Comb through the entries for "marker" and pull out each line that holds it.

%%

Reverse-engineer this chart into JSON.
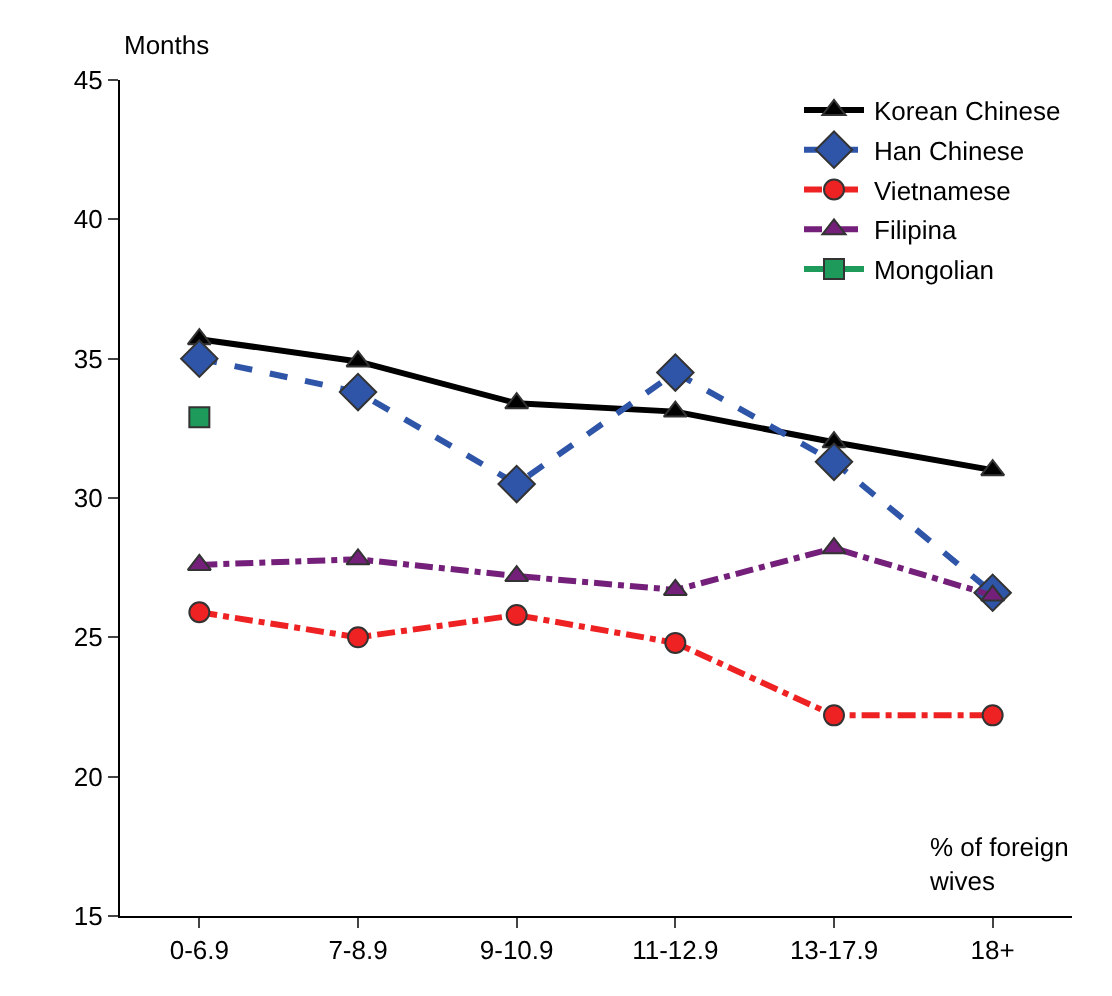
{
  "chart_data": {
    "type": "line",
    "ylabel": "Months",
    "annotations": [
      "% of foreign wives"
    ],
    "categories": [
      "0-6.9",
      "7-8.9",
      "9-10.9",
      "11-12.9",
      "13-17.9",
      "18+"
    ],
    "series": [
      {
        "name": "Korean Chinese",
        "color": "#000000",
        "marker": "triangle",
        "line_style": "solid",
        "values": [
          35.7,
          34.9,
          33.4,
          33.1,
          32.0,
          31.0
        ]
      },
      {
        "name": "Han Chinese",
        "color": "#2e55a8",
        "marker": "diamond",
        "line_style": "dashed",
        "values": [
          35.0,
          33.8,
          30.5,
          34.5,
          31.3,
          26.6
        ]
      },
      {
        "name": "Vietnamese",
        "color": "#ee2222",
        "marker": "circle",
        "line_style": "dashdot",
        "values": [
          25.9,
          25.0,
          25.8,
          24.8,
          22.2,
          22.2
        ]
      },
      {
        "name": "Filipina",
        "color": "#74207a",
        "marker": "triangle",
        "line_style": "dashdot",
        "values": [
          27.6,
          27.8,
          27.2,
          26.7,
          28.2,
          26.5
        ]
      },
      {
        "name": "Mongolian",
        "color": "#1e9a5a",
        "marker": "square",
        "line_style": "solid",
        "values": [
          32.9,
          null,
          null,
          null,
          null,
          null
        ]
      }
    ],
    "ylim": [
      15,
      45
    ],
    "yticks": [
      15,
      20,
      25,
      30,
      35,
      40,
      45
    ],
    "grid": false,
    "legend": "top right"
  }
}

%%

▶ [Exercise output]:
        "marker": "triangle",
        "marker": "diamond",
        "marker": "circle",
        "marker": "triangle",
        "marker": "square",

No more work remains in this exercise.